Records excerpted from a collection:
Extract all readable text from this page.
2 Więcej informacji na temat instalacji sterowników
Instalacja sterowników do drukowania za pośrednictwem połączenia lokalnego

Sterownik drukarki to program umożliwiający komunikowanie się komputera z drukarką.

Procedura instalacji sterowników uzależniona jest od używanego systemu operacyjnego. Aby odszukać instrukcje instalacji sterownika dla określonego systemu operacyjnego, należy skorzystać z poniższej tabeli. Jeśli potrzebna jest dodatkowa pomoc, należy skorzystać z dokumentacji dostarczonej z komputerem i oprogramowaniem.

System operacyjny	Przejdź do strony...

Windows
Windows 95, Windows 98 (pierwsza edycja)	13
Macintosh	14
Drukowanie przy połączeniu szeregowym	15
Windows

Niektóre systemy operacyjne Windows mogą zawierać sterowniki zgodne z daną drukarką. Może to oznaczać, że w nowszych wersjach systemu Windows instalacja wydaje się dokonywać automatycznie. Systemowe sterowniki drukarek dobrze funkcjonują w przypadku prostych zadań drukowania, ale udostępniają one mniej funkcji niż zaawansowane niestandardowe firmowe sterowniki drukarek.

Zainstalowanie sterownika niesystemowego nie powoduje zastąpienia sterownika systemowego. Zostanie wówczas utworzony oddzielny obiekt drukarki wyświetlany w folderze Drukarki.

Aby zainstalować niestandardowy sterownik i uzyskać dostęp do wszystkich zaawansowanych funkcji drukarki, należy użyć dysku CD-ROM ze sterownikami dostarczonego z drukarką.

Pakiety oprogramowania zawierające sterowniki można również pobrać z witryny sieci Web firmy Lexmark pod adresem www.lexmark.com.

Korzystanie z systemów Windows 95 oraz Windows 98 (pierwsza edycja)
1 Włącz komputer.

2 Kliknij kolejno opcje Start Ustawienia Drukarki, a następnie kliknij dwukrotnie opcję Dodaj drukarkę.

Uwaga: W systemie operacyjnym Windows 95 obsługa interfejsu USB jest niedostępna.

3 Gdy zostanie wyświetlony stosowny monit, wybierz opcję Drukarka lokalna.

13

# [What is needed]
Would you reproduce all the entries exactly?

# [Solution to this exercise]
Extract all readable text from this page.
2 Więcej informacji na temat instalacji sterowników
Instalacja sterowników do drukowania za pośrednictwem połączenia lokalnego

Sterownik drukarki to program umożliwiający komunikowanie się komputera z drukarką.

Procedura instalacji sterowników uzależniona jest od używanego systemu operacyjnego. Aby odszukać instrukcje instalacji sterownika dla określonego systemu operacyjnego, należy skorzystać z poniższej tabeli. Jeśli potrzebna jest dodatkowa pomoc, należy skorzystać z dokumentacji dostarczonej z komputerem i oprogramowaniem.

System operacyjny	Przejdź do strony...

Windows
Windows 95, Windows 98 (pierwsza edycja)	13
Macintosh	14
Drukowanie przy połączeniu szeregowym	15
Windows

Niektóre systemy operacyjne Windows mogą zawierać sterowniki zgodne z daną drukarką. Może to oznaczać, że w nowszych wersjach systemu Windows instalacja wydaje się dokonywać automatycznie. Systemowe sterowniki drukarek dobrze funkcjonują w przypadku prostych zadań drukowania, ale udostępniają one mniej funkcji niż zaawansowane niestandardowe firmowe sterowniki drukarek.

Zainstalowanie sterownika niesystemowego nie powoduje zastąpienia sterownika systemowego. Zostanie wówczas utworzony oddzielny obiekt drukarki wyświetlany w folderze Drukarki.

Aby zainstalować niestandardowy sterownik i uzyskać dostęp do wszystkich zaawansowanych funkcji drukarki, należy użyć dysku CD-ROM ze sterownikami dostarczonego z drukarką.

Pakiety oprogramowania zawierające sterowniki można również pobrać z witryny sieci Web firmy Lexmark pod adresem www.lexmark.com.

Korzystanie z systemów Windows 95 oraz Windows 98 (pierwsza edycja)
1 Włącz komputer.

2 Kliknij kolejno opcje Start Ustawienia Drukarki, a następnie kliknij dwukrotnie opcję Dodaj drukarkę.

Uwaga: W systemie operacyjnym Windows 95 obsługa interfejsu USB jest niedostępna.

3 Gdy zostanie wyświetlony stosowny monit, wybierz opcję Drukarka lokalna.

13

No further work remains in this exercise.